─── PASSAGE TO READ

Changes to the runoff of Canadian ecozones under a doubled CO2 atmosphere

    loading  Checking for direct PDF access through Ovid

Abstract

Increases in atmospheric greenhouse gases may change the hydrology of a number of Canada's regions. This will have an impact on aquatic and wetland ecosystems as well as municipal, industrial, and power generation uses. It is thus important to get an estimate of the potential changes to the Canadian hydrological cycle in order to make intelligent decisions concerning mitigation factors that society may be forced to undertake. We divided Canada into ecoclimatologically similar regions called “ecozones.” We developed two month-stepped temperature-precipitation-runoff models for the country using an artificial intelligence neural network (ANN) approach. We modified input temperature and precipitation variables in the ANN models to match those predicted by the Canadian Climate Centre General Circulation Model II for a doubled CO2 atmosphere and calculated new monthly equilibrium runoff predictions. Our results predict that much of Canada will experience higher annual runoff than is currently the case. The timing of runoff will change significantly in a number of the ecozones, as we show that in many regions, peak runoff will occur approximately 1 month earlier than is currently the case. The ANN model did not work as well for basins in the Prairie ecozone, as we could not develop a good model with data from regulated rivers.

──────
─── AVAILABLE DATA

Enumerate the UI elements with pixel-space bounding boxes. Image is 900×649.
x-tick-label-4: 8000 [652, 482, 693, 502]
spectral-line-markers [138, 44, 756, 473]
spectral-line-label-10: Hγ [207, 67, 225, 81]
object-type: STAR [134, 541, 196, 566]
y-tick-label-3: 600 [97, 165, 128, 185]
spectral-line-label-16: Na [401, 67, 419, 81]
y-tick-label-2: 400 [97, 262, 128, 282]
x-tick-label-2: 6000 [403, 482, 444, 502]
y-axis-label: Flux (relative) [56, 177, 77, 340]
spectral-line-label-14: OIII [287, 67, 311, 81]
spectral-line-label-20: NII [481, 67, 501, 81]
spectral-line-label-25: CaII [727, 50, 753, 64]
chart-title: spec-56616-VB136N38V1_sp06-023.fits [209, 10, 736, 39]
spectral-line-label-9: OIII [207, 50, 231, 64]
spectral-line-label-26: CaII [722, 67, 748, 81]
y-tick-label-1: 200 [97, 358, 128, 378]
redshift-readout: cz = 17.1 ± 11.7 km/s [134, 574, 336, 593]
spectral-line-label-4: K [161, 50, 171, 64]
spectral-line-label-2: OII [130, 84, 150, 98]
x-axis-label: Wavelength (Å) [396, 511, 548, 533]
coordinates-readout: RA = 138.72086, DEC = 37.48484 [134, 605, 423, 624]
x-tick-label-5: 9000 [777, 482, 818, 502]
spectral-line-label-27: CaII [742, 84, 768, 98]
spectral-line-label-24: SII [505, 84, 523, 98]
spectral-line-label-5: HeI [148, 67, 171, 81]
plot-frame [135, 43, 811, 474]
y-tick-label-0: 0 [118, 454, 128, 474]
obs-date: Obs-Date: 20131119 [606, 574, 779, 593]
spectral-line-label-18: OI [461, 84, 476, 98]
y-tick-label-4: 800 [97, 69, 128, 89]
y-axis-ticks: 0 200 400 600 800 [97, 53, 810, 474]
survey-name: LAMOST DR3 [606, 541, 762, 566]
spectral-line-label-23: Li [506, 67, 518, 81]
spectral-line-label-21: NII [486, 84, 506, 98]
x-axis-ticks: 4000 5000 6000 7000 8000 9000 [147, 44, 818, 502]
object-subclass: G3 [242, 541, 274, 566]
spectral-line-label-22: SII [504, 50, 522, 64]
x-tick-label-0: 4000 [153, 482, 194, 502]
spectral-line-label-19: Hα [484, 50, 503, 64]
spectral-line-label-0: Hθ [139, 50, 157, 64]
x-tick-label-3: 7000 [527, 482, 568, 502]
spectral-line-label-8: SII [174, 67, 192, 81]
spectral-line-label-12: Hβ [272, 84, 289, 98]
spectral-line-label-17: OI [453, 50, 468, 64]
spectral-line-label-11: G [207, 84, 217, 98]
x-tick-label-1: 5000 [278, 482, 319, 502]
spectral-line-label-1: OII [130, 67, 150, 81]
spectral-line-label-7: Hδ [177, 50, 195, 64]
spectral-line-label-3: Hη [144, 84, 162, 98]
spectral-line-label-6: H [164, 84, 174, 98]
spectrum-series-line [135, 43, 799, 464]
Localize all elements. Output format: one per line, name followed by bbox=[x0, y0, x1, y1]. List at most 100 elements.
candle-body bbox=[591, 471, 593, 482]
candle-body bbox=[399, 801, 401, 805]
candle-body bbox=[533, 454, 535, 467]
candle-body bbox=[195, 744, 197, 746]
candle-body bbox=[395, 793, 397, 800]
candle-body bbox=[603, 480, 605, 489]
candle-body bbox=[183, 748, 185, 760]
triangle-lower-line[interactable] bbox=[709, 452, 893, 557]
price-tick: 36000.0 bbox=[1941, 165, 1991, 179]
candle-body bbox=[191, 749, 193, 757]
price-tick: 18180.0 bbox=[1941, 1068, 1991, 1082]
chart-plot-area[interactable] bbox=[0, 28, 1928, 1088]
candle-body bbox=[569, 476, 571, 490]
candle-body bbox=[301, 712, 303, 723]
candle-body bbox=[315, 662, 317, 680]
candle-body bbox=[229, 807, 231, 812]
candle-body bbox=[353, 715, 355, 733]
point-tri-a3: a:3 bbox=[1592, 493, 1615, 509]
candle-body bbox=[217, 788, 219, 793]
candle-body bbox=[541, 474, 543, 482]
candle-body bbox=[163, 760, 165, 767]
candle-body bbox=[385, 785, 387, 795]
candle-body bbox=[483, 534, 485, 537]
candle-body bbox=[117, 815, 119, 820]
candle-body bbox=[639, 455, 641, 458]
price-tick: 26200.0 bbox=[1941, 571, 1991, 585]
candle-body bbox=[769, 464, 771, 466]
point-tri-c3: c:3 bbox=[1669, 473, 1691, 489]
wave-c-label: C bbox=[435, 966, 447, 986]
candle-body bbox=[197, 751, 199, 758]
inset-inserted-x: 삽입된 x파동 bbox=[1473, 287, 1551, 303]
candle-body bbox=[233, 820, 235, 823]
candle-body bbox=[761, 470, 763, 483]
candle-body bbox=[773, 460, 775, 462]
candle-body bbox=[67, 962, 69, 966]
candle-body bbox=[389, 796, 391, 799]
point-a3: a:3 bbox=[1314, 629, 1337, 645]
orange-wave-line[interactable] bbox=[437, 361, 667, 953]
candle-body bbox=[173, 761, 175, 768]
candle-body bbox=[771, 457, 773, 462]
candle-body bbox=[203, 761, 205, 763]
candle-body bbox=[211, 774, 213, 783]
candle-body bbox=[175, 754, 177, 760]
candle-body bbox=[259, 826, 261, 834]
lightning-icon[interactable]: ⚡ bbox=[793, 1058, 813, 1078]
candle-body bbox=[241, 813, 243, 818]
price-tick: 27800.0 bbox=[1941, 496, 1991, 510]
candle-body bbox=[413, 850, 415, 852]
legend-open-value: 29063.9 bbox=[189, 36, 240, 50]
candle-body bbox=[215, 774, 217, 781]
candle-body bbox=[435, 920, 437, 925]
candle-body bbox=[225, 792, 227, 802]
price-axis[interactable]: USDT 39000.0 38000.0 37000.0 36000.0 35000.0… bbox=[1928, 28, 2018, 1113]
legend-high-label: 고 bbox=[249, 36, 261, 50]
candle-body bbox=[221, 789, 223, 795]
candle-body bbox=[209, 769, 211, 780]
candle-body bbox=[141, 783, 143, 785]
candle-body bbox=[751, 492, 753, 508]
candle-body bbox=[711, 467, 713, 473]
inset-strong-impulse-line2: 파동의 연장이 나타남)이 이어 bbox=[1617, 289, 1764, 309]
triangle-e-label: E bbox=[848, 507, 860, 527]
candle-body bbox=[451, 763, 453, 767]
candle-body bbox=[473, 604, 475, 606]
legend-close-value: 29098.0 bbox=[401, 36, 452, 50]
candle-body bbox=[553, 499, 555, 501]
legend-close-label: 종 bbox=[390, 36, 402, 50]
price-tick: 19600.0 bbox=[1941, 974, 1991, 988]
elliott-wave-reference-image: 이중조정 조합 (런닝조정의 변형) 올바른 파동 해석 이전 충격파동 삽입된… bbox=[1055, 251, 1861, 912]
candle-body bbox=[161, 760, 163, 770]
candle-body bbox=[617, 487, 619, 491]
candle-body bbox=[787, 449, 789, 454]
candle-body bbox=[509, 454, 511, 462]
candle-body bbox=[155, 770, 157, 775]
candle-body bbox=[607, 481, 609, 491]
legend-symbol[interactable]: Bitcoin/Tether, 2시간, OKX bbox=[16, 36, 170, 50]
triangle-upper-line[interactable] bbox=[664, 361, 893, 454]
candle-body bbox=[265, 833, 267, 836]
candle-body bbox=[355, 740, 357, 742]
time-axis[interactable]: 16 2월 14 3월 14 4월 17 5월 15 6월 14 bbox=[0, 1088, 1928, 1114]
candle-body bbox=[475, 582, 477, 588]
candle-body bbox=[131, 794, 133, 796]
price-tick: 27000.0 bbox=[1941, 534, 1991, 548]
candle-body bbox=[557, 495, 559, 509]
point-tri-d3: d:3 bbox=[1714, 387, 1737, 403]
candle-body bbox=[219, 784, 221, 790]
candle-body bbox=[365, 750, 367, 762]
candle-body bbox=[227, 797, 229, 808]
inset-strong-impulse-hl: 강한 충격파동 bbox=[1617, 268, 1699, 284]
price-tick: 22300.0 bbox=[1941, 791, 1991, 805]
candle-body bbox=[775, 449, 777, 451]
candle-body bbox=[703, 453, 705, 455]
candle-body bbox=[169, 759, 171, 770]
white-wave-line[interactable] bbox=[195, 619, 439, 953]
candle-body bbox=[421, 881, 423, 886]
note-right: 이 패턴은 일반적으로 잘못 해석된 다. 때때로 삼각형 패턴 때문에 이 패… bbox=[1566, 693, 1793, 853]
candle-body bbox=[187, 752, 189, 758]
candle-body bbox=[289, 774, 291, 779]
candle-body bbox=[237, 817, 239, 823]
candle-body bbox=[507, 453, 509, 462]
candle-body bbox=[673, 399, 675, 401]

──────

AIM OF THE TASK >> Could you copy out the whole page above on Canadian ecozone runoff word for word?

REPLY TO THE TASK >>
Changes to the runoff of Canadian ecozones under a doubled CO2 atmosphere

    loading  Checking for direct PDF access through Ovid

Abstract

Increases in atmospheric greenhouse gases may change the hydrology of a number of Canada's regions. This will have an impact on aquatic and wetland ecosystems as well as municipal, industrial, and power generation uses. It is thus important to get an estimate of the potential changes to the Canadian hydrological cycle in order to make intelligent decisions concerning mitigation factors that society may be forced to undertake. We divided Canada into ecoclimatologically similar regions called “ecozones.” We developed two month-stepped temperature-precipitation-runoff models for the country using an artificial intelligence neural network (ANN) approach. We modified input temperature and precipitation variables in the ANN models to match those predicted by the Canadian Climate Centre General Circulation Model II for a doubled CO2 atmosphere and calculated new monthly equilibrium runoff predictions. Our results predict that much of Canada will experience higher annual runoff than is currently the case. The timing of runoff will change significantly in a number of the ecozones, as we show that in many regions, peak runoff will occur approximately 1 month earlier than is currently the case. The ANN model did not work as well for basins in the Prairie ecozone, as we could not develop a good model with data from regulated rivers.